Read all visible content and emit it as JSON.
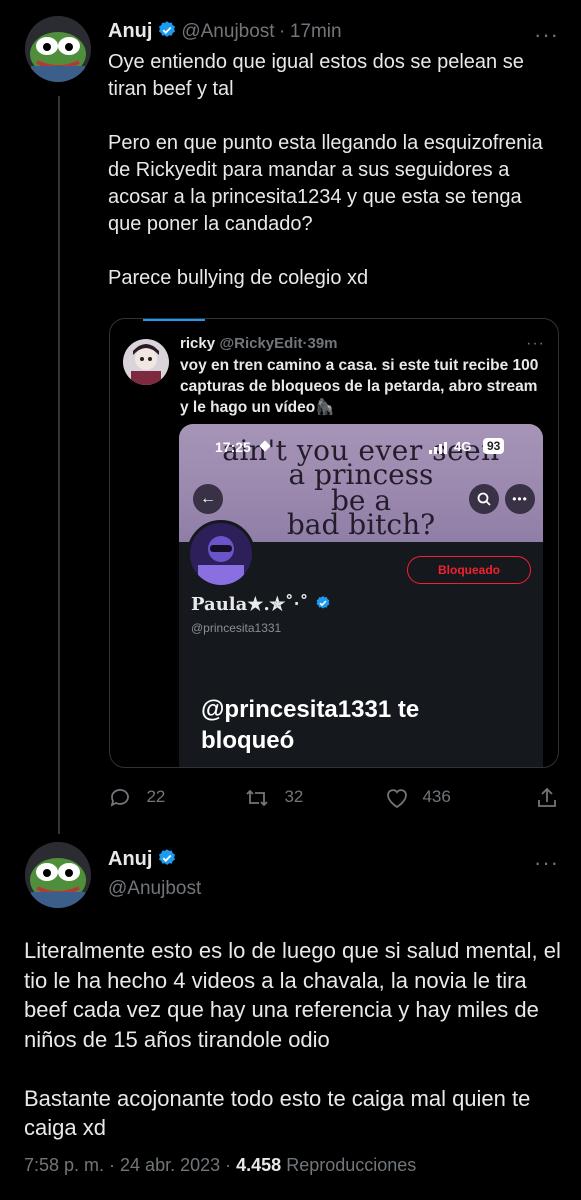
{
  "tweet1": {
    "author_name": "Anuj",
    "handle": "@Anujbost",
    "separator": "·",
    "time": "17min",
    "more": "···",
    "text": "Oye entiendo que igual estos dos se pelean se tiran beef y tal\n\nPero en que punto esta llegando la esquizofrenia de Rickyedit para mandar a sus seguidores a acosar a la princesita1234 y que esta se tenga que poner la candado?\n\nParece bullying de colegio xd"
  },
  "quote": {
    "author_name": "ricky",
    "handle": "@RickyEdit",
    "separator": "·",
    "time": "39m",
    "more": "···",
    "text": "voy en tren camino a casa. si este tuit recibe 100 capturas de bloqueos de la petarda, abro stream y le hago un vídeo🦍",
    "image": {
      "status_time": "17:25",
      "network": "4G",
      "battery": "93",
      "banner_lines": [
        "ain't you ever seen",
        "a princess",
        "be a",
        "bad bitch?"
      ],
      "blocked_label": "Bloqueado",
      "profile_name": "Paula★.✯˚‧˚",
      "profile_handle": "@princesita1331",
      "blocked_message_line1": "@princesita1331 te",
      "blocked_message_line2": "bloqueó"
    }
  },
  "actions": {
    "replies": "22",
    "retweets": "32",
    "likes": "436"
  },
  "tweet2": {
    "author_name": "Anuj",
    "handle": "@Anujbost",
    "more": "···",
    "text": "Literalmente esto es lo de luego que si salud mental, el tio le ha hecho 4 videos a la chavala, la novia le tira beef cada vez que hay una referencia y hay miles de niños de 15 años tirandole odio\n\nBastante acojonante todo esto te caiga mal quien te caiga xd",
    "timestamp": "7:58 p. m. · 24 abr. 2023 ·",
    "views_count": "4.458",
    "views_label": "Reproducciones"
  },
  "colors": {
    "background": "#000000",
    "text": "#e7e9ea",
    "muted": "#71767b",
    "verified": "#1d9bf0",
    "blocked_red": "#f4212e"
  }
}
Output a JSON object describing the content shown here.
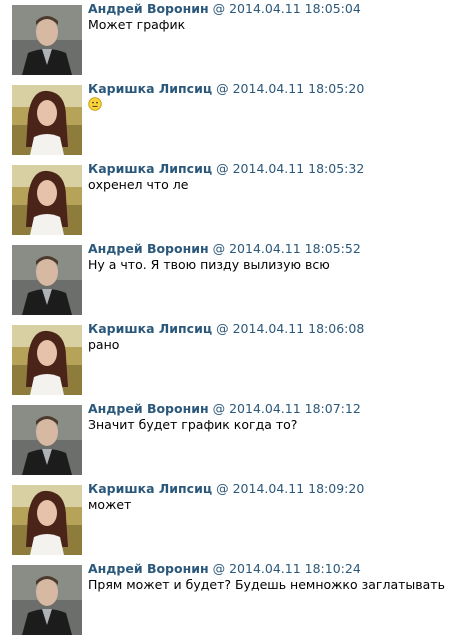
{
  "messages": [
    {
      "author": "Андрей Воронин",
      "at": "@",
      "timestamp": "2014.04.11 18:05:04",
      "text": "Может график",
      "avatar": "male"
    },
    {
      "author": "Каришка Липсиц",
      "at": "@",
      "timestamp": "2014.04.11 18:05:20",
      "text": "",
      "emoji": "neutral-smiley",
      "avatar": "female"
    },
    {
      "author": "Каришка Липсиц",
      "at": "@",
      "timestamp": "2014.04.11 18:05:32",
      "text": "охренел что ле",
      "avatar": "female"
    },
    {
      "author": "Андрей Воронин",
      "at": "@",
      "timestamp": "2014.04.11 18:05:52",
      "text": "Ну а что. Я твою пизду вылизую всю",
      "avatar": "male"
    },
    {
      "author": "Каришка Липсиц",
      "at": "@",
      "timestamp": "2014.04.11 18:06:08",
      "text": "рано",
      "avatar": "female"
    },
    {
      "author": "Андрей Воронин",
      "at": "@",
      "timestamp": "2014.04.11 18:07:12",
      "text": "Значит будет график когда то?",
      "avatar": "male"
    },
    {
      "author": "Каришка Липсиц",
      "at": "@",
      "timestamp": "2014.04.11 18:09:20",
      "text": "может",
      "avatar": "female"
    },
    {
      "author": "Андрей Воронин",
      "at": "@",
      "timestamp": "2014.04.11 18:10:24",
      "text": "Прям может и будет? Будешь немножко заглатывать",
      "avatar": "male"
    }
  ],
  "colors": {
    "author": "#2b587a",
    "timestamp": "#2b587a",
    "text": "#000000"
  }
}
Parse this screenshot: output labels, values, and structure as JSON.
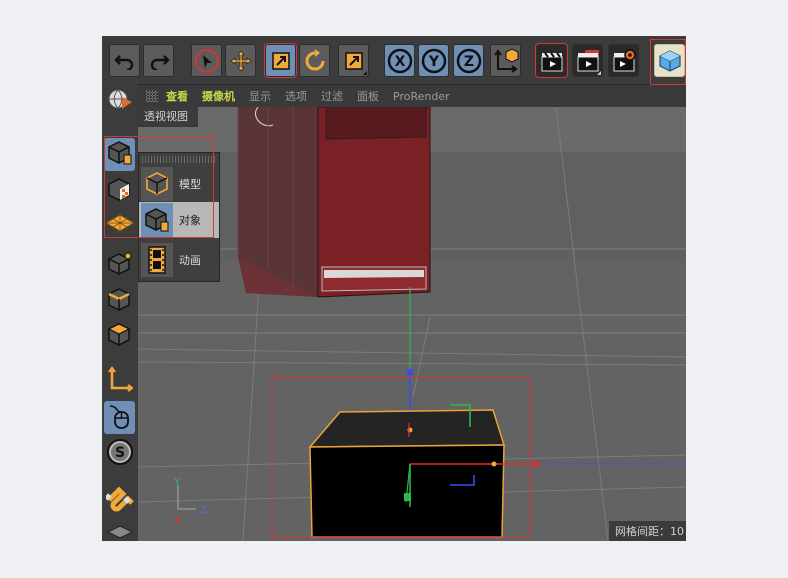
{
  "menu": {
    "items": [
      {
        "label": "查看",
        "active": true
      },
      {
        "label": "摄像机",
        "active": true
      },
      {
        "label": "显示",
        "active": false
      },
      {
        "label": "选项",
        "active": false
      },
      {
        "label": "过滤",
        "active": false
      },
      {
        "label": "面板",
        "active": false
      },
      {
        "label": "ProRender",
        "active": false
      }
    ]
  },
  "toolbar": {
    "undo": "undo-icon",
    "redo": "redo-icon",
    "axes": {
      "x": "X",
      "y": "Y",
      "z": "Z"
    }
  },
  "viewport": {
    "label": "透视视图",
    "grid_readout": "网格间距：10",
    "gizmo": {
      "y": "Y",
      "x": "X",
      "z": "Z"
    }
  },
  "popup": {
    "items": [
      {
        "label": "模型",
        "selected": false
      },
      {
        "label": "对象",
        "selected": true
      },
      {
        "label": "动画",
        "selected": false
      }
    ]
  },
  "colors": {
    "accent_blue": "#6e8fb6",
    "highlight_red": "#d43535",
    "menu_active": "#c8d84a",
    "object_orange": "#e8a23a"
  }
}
════
Using the listing, collect all lines in which the string "будет" is found.

      "text": "Значит будет график когда то?",
      "text": "Прям может и будет? Будешь немножко заглатывать",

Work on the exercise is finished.